> [Task directions]
Extract, from the listing that follows, each line containing the word "name".

> [Figure contents as structured data]
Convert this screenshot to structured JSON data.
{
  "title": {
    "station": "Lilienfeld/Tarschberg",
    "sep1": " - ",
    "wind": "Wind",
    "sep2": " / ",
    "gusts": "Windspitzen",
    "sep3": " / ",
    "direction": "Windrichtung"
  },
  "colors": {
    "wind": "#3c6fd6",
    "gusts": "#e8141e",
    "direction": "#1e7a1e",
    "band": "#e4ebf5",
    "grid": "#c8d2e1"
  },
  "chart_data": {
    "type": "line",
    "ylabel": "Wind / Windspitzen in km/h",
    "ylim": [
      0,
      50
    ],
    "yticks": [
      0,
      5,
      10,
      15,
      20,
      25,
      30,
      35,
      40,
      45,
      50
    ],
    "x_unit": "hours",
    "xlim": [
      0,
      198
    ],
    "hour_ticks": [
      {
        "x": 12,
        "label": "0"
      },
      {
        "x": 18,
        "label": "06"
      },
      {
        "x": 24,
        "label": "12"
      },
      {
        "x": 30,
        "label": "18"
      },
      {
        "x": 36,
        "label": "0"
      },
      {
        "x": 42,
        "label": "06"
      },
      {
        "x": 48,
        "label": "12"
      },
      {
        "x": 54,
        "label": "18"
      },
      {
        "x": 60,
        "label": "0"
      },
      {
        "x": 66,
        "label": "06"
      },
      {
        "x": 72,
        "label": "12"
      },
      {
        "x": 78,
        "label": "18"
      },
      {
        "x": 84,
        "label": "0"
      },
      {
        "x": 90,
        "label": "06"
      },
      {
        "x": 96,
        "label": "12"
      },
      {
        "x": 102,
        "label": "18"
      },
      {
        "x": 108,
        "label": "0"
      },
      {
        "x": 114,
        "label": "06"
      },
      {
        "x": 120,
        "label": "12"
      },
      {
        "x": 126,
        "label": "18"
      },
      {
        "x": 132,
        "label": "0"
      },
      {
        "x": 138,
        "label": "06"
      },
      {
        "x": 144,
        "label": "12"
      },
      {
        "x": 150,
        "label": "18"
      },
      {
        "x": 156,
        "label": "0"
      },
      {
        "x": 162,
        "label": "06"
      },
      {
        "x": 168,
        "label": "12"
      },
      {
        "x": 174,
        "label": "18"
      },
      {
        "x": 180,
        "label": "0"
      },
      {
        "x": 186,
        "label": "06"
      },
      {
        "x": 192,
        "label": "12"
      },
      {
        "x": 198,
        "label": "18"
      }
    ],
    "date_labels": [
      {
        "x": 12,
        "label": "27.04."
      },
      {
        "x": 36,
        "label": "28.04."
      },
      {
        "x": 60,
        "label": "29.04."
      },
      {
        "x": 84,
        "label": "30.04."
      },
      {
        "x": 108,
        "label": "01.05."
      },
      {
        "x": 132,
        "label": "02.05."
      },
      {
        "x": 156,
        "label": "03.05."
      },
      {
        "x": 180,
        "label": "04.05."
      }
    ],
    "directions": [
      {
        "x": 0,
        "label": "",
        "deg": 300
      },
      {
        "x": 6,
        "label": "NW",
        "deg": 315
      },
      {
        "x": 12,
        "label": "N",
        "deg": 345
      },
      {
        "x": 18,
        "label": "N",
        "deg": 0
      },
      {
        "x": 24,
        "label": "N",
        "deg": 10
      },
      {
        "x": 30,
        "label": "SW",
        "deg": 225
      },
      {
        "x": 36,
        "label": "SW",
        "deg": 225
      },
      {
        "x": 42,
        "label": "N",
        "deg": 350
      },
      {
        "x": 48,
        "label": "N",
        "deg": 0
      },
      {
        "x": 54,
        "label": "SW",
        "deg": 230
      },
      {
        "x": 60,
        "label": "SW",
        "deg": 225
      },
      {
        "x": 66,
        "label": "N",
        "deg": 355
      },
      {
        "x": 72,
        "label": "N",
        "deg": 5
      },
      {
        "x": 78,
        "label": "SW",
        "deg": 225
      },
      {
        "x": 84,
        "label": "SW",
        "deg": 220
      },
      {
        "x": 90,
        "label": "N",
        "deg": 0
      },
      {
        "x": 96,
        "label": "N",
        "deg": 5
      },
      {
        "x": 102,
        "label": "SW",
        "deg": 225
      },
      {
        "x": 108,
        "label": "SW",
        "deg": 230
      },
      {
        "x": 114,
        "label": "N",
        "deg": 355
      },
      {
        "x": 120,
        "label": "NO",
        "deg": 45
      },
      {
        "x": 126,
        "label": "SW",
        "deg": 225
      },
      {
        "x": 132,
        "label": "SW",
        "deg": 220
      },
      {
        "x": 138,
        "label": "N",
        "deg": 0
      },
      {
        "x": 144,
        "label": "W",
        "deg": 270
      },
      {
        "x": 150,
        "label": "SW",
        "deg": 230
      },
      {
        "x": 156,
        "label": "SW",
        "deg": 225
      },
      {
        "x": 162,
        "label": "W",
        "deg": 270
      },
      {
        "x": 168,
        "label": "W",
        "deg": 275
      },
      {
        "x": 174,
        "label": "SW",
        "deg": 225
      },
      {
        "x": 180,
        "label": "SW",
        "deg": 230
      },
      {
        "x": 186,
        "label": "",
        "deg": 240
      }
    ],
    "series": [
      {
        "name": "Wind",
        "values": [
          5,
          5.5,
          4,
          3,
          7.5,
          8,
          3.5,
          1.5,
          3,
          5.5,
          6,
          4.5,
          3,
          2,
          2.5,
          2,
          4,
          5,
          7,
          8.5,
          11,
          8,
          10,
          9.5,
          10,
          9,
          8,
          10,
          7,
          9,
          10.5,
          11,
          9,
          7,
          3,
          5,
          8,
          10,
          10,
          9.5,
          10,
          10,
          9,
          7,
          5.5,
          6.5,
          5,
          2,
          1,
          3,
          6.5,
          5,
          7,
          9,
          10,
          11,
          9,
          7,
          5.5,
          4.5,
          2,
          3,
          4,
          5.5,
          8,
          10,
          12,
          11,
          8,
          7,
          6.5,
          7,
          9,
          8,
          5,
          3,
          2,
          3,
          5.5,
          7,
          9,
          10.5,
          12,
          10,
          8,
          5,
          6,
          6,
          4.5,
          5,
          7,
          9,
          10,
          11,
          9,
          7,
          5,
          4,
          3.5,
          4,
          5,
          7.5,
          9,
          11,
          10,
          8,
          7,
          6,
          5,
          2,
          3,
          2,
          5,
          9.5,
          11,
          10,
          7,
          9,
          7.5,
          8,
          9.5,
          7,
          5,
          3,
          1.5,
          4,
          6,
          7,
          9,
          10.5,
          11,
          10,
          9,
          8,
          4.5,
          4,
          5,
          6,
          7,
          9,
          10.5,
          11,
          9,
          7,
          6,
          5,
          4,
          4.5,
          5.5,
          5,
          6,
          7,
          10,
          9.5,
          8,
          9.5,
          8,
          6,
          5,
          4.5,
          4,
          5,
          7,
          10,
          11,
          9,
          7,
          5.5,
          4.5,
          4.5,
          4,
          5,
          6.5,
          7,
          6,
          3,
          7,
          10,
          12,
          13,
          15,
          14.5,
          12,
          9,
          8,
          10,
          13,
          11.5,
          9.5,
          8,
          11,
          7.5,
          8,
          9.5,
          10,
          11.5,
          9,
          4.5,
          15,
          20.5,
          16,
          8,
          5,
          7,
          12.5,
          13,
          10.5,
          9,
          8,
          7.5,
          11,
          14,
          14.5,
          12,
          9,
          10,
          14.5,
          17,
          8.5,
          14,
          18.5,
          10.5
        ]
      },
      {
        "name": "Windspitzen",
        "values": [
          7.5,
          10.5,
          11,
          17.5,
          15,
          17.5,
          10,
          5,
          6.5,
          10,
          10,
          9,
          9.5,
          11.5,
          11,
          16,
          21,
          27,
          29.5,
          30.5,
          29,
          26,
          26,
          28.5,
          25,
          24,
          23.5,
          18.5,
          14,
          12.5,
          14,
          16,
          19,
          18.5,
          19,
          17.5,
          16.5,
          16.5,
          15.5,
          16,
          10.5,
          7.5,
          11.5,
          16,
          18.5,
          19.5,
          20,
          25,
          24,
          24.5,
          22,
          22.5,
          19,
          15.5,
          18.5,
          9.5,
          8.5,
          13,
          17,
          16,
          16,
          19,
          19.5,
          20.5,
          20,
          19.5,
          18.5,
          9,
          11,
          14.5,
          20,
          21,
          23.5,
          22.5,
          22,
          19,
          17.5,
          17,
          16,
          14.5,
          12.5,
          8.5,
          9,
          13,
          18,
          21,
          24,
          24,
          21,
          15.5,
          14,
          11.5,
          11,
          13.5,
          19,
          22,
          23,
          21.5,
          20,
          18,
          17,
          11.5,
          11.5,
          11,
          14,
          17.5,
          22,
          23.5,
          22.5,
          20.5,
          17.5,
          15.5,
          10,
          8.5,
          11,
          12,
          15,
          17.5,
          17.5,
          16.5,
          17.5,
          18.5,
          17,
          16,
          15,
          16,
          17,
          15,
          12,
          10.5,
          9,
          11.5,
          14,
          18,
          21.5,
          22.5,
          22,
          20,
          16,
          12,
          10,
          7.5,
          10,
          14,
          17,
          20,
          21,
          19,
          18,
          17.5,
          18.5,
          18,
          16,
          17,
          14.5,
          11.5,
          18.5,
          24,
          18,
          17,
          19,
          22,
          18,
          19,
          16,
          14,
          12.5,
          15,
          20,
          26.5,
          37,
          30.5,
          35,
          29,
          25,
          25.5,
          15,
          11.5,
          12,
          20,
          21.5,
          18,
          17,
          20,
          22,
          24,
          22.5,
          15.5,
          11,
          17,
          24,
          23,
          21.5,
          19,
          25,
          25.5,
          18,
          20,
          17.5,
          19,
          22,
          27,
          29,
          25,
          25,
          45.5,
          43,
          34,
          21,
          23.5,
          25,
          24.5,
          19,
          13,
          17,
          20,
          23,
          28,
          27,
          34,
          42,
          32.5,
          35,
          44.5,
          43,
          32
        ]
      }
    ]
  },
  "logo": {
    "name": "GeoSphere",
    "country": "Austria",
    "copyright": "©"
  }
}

> [Right answer]
        "name": "Wind",
        "name": "Windspitzen",
    "name": "GeoSphere",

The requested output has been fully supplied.